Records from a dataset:
________
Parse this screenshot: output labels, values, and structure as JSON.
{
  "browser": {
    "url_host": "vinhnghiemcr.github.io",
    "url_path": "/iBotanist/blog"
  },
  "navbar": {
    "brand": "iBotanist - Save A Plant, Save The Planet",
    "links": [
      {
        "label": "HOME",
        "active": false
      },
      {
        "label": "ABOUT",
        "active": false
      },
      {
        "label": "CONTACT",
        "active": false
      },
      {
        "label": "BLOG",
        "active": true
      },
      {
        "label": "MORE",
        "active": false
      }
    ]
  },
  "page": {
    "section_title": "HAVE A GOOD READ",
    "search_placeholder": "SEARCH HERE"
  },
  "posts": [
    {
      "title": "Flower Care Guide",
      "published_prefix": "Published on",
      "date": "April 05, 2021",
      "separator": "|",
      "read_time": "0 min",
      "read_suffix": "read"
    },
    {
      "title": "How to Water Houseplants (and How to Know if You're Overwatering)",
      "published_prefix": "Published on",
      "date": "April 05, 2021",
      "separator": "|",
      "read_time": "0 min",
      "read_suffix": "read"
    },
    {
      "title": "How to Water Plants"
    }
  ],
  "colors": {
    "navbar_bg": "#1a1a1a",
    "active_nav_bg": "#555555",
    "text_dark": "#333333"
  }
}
________
**WHAT IS ASKED:** How many lines in the records hold the string "Water"? Reply with the number alone.

**FINAL ANSWER:** 2